- WRITTEN REQUEST -
Copy out every record below, word for word.
-- Start GIVEN DATA --
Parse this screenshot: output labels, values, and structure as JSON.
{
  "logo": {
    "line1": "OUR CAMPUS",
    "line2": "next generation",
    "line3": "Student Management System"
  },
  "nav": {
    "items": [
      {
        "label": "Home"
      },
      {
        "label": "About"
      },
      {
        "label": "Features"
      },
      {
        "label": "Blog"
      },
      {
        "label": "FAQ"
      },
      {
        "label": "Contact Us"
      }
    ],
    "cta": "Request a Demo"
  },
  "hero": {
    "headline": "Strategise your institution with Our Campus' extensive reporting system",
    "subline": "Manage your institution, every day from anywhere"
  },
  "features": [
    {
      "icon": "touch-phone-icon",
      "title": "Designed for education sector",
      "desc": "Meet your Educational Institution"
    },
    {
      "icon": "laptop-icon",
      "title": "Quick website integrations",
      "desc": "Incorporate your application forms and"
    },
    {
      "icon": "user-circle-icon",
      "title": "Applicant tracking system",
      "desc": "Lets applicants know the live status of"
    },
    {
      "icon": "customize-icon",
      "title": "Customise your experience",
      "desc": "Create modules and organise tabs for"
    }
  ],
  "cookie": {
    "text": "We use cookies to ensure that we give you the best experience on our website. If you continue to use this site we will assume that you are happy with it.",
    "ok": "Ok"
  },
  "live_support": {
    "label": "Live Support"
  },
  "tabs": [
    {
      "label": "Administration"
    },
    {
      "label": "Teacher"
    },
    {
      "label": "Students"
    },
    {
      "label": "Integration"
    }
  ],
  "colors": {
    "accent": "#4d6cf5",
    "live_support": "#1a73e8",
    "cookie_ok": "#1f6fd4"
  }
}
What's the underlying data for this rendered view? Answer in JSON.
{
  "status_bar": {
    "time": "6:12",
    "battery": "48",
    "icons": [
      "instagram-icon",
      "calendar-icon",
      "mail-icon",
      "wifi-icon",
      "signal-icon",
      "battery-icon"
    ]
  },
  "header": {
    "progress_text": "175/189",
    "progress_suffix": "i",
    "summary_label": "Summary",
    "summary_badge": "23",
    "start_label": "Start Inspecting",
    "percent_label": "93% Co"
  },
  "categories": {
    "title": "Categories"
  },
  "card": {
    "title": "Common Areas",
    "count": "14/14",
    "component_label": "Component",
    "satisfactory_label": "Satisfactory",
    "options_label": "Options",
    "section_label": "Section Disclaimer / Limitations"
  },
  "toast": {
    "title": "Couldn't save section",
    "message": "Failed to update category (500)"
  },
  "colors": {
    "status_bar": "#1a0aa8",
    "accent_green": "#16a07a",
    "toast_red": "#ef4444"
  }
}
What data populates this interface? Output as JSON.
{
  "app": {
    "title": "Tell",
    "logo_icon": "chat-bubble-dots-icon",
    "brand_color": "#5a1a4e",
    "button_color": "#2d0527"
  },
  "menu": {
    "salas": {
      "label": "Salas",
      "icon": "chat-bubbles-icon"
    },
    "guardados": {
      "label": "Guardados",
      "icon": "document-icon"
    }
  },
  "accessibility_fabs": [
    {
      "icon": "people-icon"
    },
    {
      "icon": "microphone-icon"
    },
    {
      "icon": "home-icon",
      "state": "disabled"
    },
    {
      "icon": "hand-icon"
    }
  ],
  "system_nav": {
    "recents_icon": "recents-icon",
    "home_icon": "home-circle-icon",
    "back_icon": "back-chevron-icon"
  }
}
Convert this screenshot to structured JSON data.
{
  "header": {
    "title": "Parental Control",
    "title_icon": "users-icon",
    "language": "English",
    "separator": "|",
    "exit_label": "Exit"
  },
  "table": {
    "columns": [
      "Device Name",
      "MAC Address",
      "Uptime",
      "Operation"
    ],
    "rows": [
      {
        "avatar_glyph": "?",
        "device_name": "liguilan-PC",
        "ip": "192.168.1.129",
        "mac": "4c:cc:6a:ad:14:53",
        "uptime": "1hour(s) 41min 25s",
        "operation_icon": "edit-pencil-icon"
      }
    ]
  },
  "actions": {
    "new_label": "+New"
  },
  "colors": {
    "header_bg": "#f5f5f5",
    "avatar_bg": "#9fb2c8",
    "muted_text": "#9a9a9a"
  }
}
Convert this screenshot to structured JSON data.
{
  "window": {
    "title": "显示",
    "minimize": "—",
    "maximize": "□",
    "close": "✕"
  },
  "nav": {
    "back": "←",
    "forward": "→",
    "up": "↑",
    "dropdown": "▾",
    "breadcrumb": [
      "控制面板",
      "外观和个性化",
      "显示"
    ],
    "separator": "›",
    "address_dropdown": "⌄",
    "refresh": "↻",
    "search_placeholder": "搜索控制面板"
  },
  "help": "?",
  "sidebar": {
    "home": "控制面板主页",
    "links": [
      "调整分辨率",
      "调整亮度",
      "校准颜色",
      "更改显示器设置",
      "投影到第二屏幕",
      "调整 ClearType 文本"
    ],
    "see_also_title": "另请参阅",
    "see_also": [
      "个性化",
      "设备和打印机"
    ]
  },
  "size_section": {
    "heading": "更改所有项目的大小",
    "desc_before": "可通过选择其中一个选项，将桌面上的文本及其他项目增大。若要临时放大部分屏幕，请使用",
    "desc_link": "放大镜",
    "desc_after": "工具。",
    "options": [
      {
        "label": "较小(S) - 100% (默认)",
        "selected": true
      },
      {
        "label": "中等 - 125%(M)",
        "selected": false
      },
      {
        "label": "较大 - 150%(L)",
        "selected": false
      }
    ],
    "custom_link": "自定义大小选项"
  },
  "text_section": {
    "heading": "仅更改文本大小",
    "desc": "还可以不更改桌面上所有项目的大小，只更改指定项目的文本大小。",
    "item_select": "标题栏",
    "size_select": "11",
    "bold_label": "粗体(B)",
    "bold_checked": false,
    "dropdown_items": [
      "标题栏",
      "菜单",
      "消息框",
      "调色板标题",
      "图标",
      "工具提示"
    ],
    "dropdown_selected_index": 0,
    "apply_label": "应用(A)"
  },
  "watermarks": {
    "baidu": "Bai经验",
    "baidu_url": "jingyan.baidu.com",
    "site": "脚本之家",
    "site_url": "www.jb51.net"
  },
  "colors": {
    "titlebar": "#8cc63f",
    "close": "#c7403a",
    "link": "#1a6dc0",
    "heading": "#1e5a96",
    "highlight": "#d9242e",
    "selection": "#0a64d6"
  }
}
-- End GIVEN DATA --
- COMPLETED TASK -
Parse this screenshot: output labels, values, and structure as JSON.
{
  "logo": {
    "line1": "OUR CAMPUS",
    "line2": "next generation",
    "line3": "Student Management System"
  },
  "nav": {
    "items": [
      {
        "label": "Home"
      },
      {
        "label": "About"
      },
      {
        "label": "Features"
      },
      {
        "label": "Blog"
      },
      {
        "label": "FAQ"
      },
      {
        "label": "Contact Us"
      }
    ],
    "cta": "Request a Demo"
  },
  "hero": {
    "headline": "Strategise your institution with Our Campus' extensive reporting system",
    "subline": "Manage your institution, every day from anywhere"
  },
  "features": [
    {
      "icon": "touch-phone-icon",
      "title": "Designed for education sector",
      "desc": "Meet your Educational Institution"
    },
    {
      "icon": "laptop-icon",
      "title": "Quick website integrations",
      "desc": "Incorporate your application forms and"
    },
    {
      "icon": "user-circle-icon",
      "title": "Applicant tracking system",
      "desc": "Lets applicants know the live status of"
    },
    {
      "icon": "customize-icon",
      "title": "Customise your experience",
      "desc": "Create modules and organise tabs for"
    }
  ],
  "cookie": {
    "text": "We use cookies to ensure that we give you the best experience on our website. If you continue to use this site we will assume that you are happy with it.",
    "ok": "Ok"
  },
  "live_support": {
    "label": "Live Support"
  },
  "tabs": [
    {
      "label": "Administration"
    },
    {
      "label": "Teacher"
    },
    {
      "label": "Students"
    },
    {
      "label": "Integration"
    }
  ],
  "colors": {
    "accent": "#4d6cf5",
    "live_support": "#1a73e8",
    "cookie_ok": "#1f6fd4"
  }
}
What's the underlying data for this rendered view? Answer in JSON.
{
  "status_bar": {
    "time": "6:12",
    "battery": "48",
    "icons": [
      "instagram-icon",
      "calendar-icon",
      "mail-icon",
      "wifi-icon",
      "signal-icon",
      "battery-icon"
    ]
  },
  "header": {
    "progress_text": "175/189",
    "progress_suffix": "i",
    "summary_label": "Summary",
    "summary_badge": "23",
    "start_label": "Start Inspecting",
    "percent_label": "93% Co"
  },
  "categories": {
    "title": "Categories"
  },
  "card": {
    "title": "Common Areas",
    "count": "14/14",
    "component_label": "Component",
    "satisfactory_label": "Satisfactory",
    "options_label": "Options",
    "section_label": "Section Disclaimer / Limitations"
  },
  "toast": {
    "title": "Couldn't save section",
    "message": "Failed to update category (500)"
  },
  "colors": {
    "status_bar": "#1a0aa8",
    "accent_green": "#16a07a",
    "toast_red": "#ef4444"
  }
}
What data populates this interface? Output as JSON.
{
  "app": {
    "title": "Tell",
    "logo_icon": "chat-bubble-dots-icon",
    "brand_color": "#5a1a4e",
    "button_color": "#2d0527"
  },
  "menu": {
    "salas": {
      "label": "Salas",
      "icon": "chat-bubbles-icon"
    },
    "guardados": {
      "label": "Guardados",
      "icon": "document-icon"
    }
  },
  "accessibility_fabs": [
    {
      "icon": "people-icon"
    },
    {
      "icon": "microphone-icon"
    },
    {
      "icon": "home-icon",
      "state": "disabled"
    },
    {
      "icon": "hand-icon"
    }
  ],
  "system_nav": {
    "recents_icon": "recents-icon",
    "home_icon": "home-circle-icon",
    "back_icon": "back-chevron-icon"
  }
}
Convert this screenshot to structured JSON data.
{
  "header": {
    "title": "Parental Control",
    "title_icon": "users-icon",
    "language": "English",
    "separator": "|",
    "exit_label": "Exit"
  },
  "table": {
    "columns": [
      "Device Name",
      "MAC Address",
      "Uptime",
      "Operation"
    ],
    "rows": [
      {
        "avatar_glyph": "?",
        "device_name": "liguilan-PC",
        "ip": "192.168.1.129",
        "mac": "4c:cc:6a:ad:14:53",
        "uptime": "1hour(s) 41min 25s",
        "operation_icon": "edit-pencil-icon"
      }
    ]
  },
  "actions": {
    "new_label": "+New"
  },
  "colors": {
    "header_bg": "#f5f5f5",
    "avatar_bg": "#9fb2c8",
    "muted_text": "#9a9a9a"
  }
}
Convert this screenshot to structured JSON data.
{
  "window": {
    "title": "显示",
    "minimize": "—",
    "maximize": "□",
    "close": "✕"
  },
  "nav": {
    "back": "←",
    "forward": "→",
    "up": "↑",
    "dropdown": "▾",
    "breadcrumb": [
      "控制面板",
      "外观和个性化",
      "显示"
    ],
    "separator": "›",
    "address_dropdown": "⌄",
    "refresh": "↻",
    "search_placeholder": "搜索控制面板"
  },
  "help": "?",
  "sidebar": {
    "home": "控制面板主页",
    "links": [
      "调整分辨率",
      "调整亮度",
      "校准颜色",
      "更改显示器设置",
      "投影到第二屏幕",
      "调整 ClearType 文本"
    ],
    "see_also_title": "另请参阅",
    "see_also": [
      "个性化",
      "设备和打印机"
    ]
  },
  "size_section": {
    "heading": "更改所有项目的大小",
    "desc_before": "可通过选择其中一个选项，将桌面上的文本及其他项目增大。若要临时放大部分屏幕，请使用",
    "desc_link": "放大镜",
    "desc_after": "工具。",
    "options": [
      {
        "label": "较小(S) - 100% (默认)",
        "selected": true
      },
      {
        "label": "中等 - 125%(M)",
        "selected": false
      },
      {
        "label": "较大 - 150%(L)",
        "selected": false
      }
    ],
    "custom_link": "自定义大小选项"
  },
  "text_section": {
    "heading": "仅更改文本大小",
    "desc": "还可以不更改桌面上所有项目的大小，只更改指定项目的文本大小。",
    "item_select": "标题栏",
    "size_select": "11",
    "bold_label": "粗体(B)",
    "bold_checked": false,
    "dropdown_items": [
      "标题栏",
      "菜单",
      "消息框",
      "调色板标题",
      "图标",
      "工具提示"
    ],
    "dropdown_selected_index": 0,
    "apply_label": "应用(A)"
  },
  "watermarks": {
    "baidu": "Bai经验",
    "baidu_url": "jingyan.baidu.com",
    "site": "脚本之家",
    "site_url": "www.jb51.net"
  },
  "colors": {
    "titlebar": "#8cc63f",
    "close": "#c7403a",
    "link": "#1a6dc0",
    "heading": "#1e5a96",
    "highlight": "#d9242e",
    "selection": "#0a64d6"
  }
}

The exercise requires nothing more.